* WORK TO COMPLETE
Set the listing down unchanged, minus every embedded image.

* SUPPLIED MATERIAL
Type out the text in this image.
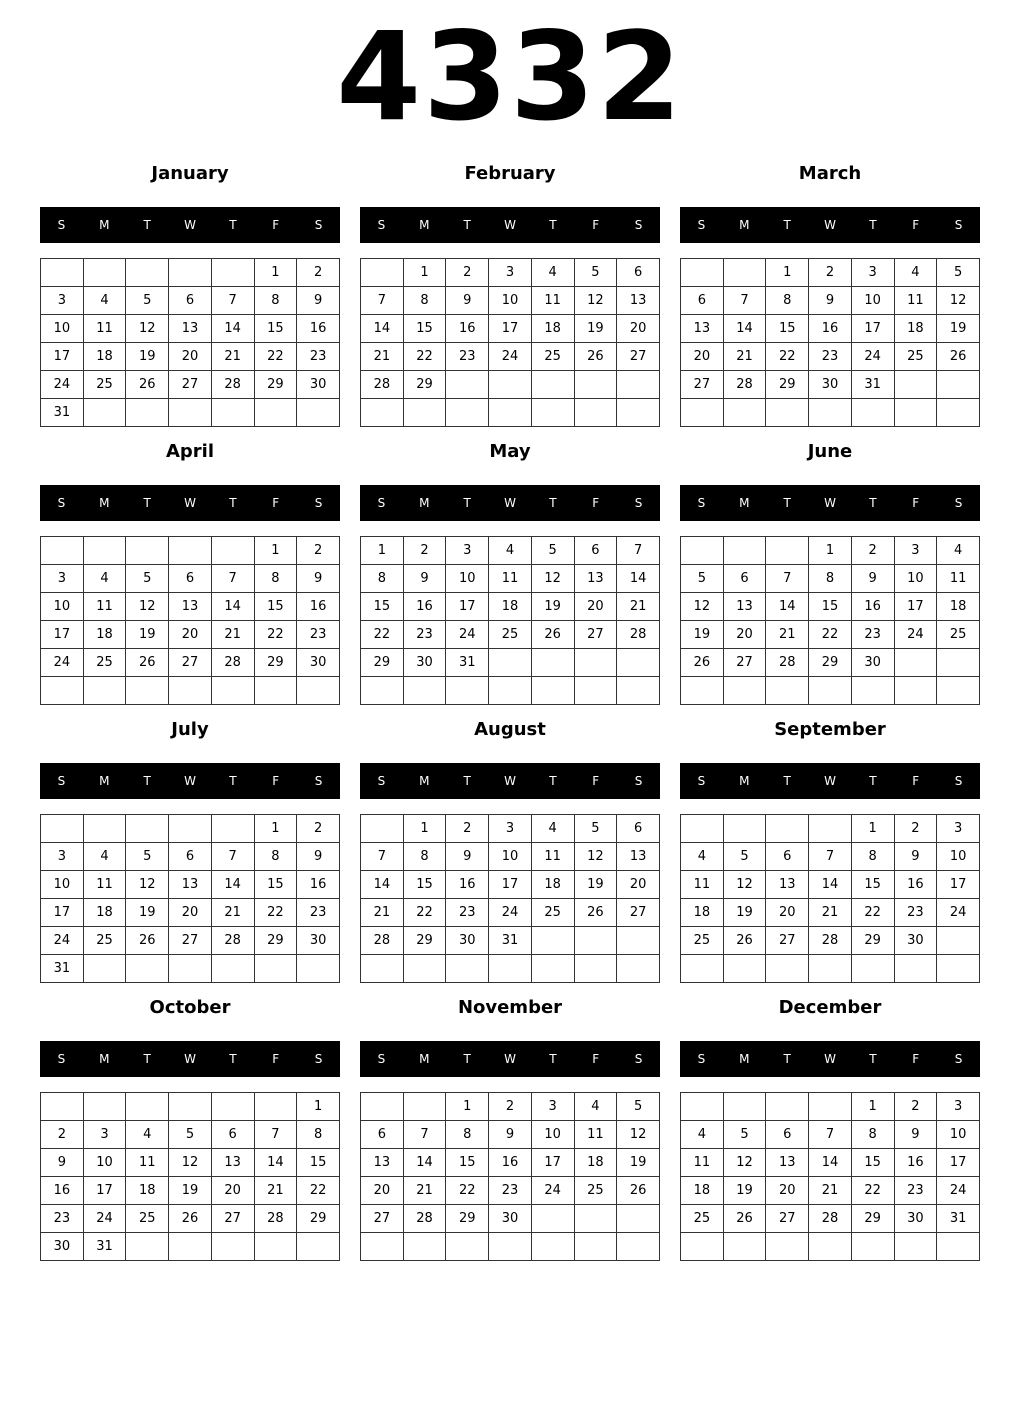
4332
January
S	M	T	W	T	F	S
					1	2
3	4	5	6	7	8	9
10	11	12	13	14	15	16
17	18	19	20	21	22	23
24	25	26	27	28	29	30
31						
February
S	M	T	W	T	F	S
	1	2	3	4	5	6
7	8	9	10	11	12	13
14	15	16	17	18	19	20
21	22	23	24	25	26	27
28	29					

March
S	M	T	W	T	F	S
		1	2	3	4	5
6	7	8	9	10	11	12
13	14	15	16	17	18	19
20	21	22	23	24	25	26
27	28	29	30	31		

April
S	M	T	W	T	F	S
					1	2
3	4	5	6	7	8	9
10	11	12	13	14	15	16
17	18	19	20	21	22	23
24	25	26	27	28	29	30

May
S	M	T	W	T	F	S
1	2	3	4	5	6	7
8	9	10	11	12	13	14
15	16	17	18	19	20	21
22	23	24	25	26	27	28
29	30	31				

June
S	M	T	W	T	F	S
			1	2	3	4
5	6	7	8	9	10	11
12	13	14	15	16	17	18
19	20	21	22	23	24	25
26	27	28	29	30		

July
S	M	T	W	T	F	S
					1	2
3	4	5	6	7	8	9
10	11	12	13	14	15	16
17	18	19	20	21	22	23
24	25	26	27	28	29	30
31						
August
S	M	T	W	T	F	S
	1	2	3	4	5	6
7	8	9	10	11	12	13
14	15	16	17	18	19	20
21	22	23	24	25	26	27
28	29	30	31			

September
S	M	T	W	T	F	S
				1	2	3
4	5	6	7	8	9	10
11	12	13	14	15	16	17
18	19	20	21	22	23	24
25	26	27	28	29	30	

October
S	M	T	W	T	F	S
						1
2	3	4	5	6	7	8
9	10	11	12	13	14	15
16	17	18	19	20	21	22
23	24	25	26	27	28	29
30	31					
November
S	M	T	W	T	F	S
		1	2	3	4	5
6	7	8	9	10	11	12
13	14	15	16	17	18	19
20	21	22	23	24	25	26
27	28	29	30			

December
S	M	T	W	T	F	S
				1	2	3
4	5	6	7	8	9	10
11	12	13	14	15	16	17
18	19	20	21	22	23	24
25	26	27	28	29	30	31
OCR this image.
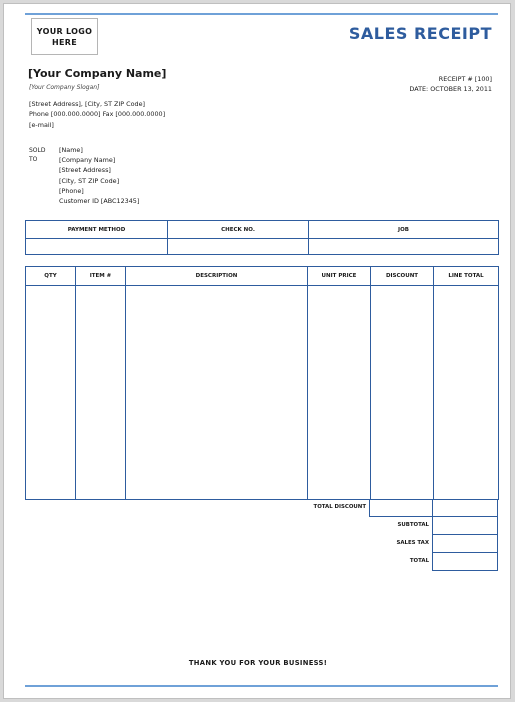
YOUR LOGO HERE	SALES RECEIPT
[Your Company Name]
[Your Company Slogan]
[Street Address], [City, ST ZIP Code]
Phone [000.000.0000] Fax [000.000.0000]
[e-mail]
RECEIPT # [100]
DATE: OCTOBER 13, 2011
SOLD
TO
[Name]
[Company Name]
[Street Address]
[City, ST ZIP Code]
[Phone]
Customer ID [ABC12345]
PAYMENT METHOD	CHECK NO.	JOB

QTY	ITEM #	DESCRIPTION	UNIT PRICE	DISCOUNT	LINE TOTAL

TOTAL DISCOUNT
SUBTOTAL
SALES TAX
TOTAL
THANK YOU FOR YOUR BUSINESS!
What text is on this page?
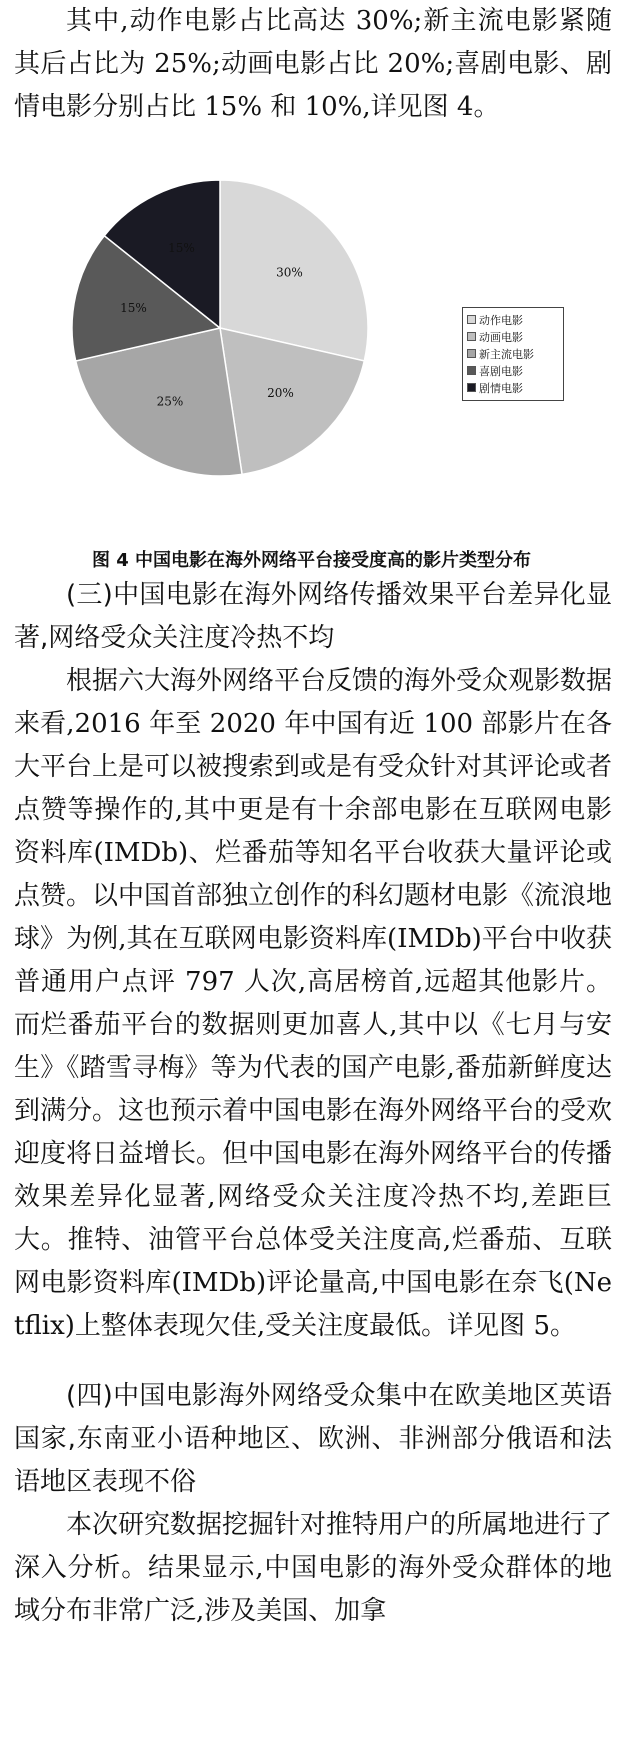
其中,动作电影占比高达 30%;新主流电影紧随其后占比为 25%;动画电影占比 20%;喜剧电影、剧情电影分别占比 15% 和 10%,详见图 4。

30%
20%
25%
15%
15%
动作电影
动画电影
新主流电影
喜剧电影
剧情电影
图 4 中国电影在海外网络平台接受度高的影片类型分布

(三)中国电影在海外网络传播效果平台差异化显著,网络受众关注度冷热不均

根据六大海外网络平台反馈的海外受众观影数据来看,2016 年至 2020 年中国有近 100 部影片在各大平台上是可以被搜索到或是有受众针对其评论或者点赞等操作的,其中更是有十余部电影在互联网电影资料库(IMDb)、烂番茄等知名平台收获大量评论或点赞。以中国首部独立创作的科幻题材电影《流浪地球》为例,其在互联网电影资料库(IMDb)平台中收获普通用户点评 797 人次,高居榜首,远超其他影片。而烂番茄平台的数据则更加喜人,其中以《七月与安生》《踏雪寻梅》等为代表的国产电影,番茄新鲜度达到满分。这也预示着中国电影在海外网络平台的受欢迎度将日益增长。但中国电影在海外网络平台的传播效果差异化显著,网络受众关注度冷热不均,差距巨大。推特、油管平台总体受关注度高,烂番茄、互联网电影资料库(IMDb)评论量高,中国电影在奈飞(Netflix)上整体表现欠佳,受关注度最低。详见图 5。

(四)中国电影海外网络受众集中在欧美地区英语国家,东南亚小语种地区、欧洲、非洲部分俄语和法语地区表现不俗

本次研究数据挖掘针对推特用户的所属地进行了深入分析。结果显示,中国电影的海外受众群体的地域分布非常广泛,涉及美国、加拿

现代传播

* ANSWER TO THE TASK
Type out the text in this image.
4332
January
S	M	T	W	T	F	S
					1	2
3	4	5	6	7	8	9
10	11	12	13	14	15	16
17	18	19	20	21	22	23
24	25	26	27	28	29	30
31						
February
S	M	T	W	T	F	S
	1	2	3	4	5	6
7	8	9	10	11	12	13
14	15	16	17	18	19	20
21	22	23	24	25	26	27
28	29					

March
S	M	T	W	T	F	S
		1	2	3	4	5
6	7	8	9	10	11	12
13	14	15	16	17	18	19
20	21	22	23	24	25	26
27	28	29	30	31		

April
S	M	T	W	T	F	S
					1	2
3	4	5	6	7	8	9
10	11	12	13	14	15	16
17	18	19	20	21	22	23
24	25	26	27	28	29	30

May
S	M	T	W	T	F	S
1	2	3	4	5	6	7
8	9	10	11	12	13	14
15	16	17	18	19	20	21
22	23	24	25	26	27	28
29	30	31				

June
S	M	T	W	T	F	S
			1	2	3	4
5	6	7	8	9	10	11
12	13	14	15	16	17	18
19	20	21	22	23	24	25
26	27	28	29	30		

July
S	M	T	W	T	F	S
					1	2
3	4	5	6	7	8	9
10	11	12	13	14	15	16
17	18	19	20	21	22	23
24	25	26	27	28	29	30
31						
August
S	M	T	W	T	F	S
	1	2	3	4	5	6
7	8	9	10	11	12	13
14	15	16	17	18	19	20
21	22	23	24	25	26	27
28	29	30	31			

September
S	M	T	W	T	F	S
				1	2	3
4	5	6	7	8	9	10
11	12	13	14	15	16	17
18	19	20	21	22	23	24
25	26	27	28	29	30	

October
S	M	T	W	T	F	S
						1
2	3	4	5	6	7	8
9	10	11	12	13	14	15
16	17	18	19	20	21	22
23	24	25	26	27	28	29
30	31					
November
S	M	T	W	T	F	S
		1	2	3	4	5
6	7	8	9	10	11	12
13	14	15	16	17	18	19
20	21	22	23	24	25	26
27	28	29	30			

December
S	M	T	W	T	F	S
				1	2	3
4	5	6	7	8	9	10
11	12	13	14	15	16	17
18	19	20	21	22	23	24
25	26	27	28	29	30	31
OCR this image.
YOUR LOGO HERE	SALES RECEIPT
[Your Company Name]
[Your Company Slogan]
[Street Address], [City, ST ZIP Code]
Phone [000.000.0000] Fax [000.000.0000]
[e-mail]
RECEIPT # [100]
DATE: OCTOBER 13, 2011
SOLD
TO
[Name]
[Company Name]
[Street Address]
[City, ST ZIP Code]
[Phone]
Customer ID [ABC12345]
PAYMENT METHOD	CHECK NO.	JOB

QTY	ITEM #	DESCRIPTION	UNIT PRICE	DISCOUNT	LINE TOTAL

TOTAL DISCOUNT
SUBTOTAL
SALES TAX
TOTAL
THANK YOU FOR YOUR BUSINESS!
What text is on this page?
其中,动作电影占比高达 30%;新主流电影紧随其后占比为 25%;动画电影占比 20%;喜剧电影、剧情电影分别占比 15% 和 10%,详见图 4。

30%
20%
25%
15%
15%
动作电影
动画电影
新主流电影
喜剧电影
剧情电影
图 4 中国电影在海外网络平台接受度高的影片类型分布

(三)中国电影在海外网络传播效果平台差异化显著,网络受众关注度冷热不均

根据六大海外网络平台反馈的海外受众观影数据来看,2016 年至 2020 年中国有近 100 部影片在各大平台上是可以被搜索到或是有受众针对其评论或者点赞等操作的,其中更是有十余部电影在互联网电影资料库(IMDb)、烂番茄等知名平台收获大量评论或点赞。以中国首部独立创作的科幻题材电影《流浪地球》为例,其在互联网电影资料库(IMDb)平台中收获普通用户点评 797 人次,高居榜首,远超其他影片。而烂番茄平台的数据则更加喜人,其中以《七月与安生》《踏雪寻梅》等为代表的国产电影,番茄新鲜度达到满分。这也预示着中国电影在海外网络平台的受欢迎度将日益增长。但中国电影在海外网络平台的传播效果差异化显著,网络受众关注度冷热不均,差距巨大。推特、油管平台总体受关注度高,烂番茄、互联网电影资料库(IMDb)评论量高,中国电影在奈飞(Netflix)上整体表现欠佳,受关注度最低。详见图 5。

(四)中国电影海外网络受众集中在欧美地区英语国家,东南亚小语种地区、欧洲、非洲部分俄语和法语地区表现不俗

本次研究数据挖掘针对推特用户的所属地进行了深入分析。结果显示,中国电影的海外受众群体的地域分布非常广泛,涉及美国、加拿

现代传播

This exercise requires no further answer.